→ Written instruction: Filter the entries that follow, copying every line in which the word "Shooting" appears.

→ Provided data:
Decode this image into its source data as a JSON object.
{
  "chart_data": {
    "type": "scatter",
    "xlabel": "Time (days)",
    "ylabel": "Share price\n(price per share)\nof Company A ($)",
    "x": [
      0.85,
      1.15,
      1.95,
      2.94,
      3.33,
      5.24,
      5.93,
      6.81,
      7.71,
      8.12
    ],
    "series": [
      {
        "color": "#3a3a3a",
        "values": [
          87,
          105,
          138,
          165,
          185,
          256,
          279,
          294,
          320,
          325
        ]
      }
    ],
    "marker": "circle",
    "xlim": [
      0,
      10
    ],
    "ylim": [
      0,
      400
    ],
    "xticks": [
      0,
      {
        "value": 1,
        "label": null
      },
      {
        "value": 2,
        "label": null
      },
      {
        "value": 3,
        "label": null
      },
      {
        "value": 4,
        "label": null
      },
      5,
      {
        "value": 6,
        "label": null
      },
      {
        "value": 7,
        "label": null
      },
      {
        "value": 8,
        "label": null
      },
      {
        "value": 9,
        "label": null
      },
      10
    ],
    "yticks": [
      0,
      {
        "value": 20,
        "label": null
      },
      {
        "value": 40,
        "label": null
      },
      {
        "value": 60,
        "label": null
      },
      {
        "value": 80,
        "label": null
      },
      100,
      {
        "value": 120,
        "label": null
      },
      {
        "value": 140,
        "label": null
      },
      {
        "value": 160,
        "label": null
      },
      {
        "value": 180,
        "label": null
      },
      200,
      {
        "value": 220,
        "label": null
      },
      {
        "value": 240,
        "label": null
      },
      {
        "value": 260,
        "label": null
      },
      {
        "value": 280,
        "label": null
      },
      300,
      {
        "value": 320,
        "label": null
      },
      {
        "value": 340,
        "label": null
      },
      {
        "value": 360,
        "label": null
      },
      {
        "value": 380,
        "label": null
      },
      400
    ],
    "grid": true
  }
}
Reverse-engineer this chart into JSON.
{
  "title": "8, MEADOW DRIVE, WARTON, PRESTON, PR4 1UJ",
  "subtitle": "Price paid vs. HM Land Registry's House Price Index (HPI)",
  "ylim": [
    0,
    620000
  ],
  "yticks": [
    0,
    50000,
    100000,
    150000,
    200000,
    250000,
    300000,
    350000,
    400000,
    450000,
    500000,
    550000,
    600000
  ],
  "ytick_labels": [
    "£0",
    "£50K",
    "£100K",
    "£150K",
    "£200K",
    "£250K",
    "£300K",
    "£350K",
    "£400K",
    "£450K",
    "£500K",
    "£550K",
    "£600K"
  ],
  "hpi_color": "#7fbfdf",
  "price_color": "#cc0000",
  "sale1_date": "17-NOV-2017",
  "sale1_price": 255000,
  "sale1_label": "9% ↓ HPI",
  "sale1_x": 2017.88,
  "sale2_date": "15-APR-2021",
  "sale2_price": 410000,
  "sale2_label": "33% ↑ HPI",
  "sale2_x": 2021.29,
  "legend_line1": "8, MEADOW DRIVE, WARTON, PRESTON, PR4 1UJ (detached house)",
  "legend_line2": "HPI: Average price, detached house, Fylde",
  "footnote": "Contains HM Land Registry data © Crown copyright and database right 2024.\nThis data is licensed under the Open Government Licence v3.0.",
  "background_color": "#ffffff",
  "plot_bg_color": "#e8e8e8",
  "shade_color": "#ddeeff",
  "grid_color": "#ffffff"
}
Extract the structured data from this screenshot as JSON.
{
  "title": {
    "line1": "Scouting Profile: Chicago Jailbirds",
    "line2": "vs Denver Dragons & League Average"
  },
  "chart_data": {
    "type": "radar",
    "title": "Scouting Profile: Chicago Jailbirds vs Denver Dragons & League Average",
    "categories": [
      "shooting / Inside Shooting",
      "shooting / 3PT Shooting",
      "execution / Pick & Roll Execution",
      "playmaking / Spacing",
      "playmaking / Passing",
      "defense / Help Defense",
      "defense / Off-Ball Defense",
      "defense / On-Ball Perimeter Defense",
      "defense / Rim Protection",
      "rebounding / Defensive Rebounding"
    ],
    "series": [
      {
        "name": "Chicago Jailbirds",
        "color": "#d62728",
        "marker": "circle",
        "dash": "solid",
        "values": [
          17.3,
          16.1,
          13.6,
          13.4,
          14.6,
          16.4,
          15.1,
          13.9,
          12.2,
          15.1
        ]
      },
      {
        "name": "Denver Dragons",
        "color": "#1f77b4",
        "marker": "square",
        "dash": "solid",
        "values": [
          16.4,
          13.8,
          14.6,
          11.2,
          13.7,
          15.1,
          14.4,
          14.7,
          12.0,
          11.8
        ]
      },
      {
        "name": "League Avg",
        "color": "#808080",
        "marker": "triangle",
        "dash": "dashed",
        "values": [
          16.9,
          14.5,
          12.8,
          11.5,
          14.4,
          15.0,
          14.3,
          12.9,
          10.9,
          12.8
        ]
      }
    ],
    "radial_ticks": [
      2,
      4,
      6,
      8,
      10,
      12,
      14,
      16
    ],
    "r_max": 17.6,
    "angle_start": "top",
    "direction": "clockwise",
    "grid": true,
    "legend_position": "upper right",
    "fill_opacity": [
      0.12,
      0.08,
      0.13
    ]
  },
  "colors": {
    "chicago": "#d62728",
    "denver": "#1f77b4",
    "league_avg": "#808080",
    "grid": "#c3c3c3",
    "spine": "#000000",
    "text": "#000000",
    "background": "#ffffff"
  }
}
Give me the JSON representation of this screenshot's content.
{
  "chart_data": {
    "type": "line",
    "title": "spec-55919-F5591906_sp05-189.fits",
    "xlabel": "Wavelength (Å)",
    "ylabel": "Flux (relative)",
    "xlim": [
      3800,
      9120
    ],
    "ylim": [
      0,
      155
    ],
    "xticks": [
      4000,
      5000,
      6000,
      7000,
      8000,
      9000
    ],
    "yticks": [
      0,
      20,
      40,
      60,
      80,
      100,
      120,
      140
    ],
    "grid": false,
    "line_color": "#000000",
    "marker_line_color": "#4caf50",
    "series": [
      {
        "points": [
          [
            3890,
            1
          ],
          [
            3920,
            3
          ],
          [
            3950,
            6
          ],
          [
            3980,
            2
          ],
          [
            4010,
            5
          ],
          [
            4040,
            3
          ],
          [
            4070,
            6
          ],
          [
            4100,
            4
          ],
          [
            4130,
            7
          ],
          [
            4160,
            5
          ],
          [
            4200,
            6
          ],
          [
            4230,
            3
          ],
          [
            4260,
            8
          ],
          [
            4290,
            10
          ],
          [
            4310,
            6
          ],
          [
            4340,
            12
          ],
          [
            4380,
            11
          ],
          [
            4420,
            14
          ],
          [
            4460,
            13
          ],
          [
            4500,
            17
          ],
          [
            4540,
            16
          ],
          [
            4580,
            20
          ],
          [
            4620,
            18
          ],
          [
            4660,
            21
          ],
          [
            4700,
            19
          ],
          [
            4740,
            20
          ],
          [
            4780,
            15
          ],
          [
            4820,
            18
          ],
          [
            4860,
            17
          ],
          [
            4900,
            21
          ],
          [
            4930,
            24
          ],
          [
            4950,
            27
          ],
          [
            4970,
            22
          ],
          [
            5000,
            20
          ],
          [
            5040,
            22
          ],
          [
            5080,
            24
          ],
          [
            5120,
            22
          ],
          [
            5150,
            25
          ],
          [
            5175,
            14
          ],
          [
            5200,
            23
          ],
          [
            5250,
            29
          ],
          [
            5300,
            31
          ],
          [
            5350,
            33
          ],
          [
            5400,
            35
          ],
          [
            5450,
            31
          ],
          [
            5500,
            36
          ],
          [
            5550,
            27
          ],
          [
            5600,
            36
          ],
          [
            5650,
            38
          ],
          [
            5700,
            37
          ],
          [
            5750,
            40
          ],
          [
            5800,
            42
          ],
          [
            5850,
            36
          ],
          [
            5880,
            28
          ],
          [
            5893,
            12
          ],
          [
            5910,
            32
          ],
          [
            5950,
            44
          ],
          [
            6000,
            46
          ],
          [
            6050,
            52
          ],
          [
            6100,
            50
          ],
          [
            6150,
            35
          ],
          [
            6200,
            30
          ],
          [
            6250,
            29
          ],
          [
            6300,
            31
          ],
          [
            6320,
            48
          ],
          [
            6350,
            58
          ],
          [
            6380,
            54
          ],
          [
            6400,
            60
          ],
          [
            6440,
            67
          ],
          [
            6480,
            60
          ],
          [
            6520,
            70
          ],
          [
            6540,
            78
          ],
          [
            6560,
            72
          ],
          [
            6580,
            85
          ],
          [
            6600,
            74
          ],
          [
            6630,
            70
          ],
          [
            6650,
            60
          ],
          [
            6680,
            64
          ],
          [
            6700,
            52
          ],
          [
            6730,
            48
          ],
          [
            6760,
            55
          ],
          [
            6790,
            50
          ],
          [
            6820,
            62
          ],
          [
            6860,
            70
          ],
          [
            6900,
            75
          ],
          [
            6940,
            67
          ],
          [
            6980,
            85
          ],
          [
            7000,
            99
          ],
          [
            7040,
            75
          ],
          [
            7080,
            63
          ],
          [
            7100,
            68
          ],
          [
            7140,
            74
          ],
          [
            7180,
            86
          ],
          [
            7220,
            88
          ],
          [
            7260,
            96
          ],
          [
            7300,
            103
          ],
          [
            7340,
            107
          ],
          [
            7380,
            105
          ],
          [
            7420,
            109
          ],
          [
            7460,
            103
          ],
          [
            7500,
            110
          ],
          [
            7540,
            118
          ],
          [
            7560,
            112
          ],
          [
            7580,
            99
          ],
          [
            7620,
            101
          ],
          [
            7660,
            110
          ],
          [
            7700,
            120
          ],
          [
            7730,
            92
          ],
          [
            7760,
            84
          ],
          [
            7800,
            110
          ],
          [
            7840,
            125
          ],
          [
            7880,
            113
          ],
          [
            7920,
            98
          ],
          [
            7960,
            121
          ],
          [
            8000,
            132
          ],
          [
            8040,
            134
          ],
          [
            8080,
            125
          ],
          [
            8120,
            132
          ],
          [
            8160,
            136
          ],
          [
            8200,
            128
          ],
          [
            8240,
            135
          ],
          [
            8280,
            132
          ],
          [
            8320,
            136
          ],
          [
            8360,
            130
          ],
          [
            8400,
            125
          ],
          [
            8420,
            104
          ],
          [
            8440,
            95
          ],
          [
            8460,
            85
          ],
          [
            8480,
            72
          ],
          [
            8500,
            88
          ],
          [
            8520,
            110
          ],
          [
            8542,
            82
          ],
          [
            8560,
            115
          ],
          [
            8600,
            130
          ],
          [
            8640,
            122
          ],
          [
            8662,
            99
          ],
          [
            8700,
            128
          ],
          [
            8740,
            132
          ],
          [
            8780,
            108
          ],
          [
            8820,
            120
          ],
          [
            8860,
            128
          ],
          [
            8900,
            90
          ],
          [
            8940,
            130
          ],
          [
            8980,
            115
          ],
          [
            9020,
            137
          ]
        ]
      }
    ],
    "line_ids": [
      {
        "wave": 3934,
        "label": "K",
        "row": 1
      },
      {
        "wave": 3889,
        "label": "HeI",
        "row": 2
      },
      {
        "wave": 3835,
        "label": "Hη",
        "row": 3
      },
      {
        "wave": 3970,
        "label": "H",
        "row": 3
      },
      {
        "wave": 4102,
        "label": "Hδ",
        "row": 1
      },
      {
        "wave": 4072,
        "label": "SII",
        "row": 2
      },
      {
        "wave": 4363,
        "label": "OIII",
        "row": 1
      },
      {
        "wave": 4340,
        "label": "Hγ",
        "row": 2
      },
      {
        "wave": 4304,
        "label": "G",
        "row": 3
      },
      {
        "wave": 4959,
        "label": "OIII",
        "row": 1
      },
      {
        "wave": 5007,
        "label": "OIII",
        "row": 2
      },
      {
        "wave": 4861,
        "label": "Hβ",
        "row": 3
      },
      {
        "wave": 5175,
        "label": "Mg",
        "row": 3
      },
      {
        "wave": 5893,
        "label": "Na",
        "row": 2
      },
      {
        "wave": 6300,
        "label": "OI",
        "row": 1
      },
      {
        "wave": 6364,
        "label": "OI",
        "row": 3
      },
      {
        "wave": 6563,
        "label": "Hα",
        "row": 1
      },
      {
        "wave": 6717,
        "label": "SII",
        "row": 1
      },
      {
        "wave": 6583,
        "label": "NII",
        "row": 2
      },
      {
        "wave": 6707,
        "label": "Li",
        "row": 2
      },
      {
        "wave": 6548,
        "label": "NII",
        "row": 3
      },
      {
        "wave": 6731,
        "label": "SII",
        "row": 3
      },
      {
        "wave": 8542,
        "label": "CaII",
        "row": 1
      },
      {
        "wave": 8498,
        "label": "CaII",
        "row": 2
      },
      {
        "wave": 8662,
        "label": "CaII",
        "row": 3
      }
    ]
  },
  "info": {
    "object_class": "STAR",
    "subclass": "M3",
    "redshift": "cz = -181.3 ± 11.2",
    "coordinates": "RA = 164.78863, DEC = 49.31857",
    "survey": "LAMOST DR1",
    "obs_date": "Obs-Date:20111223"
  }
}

→ Response to the task:
      "shooting / Inside Shooting",
      "shooting / 3PT Shooting",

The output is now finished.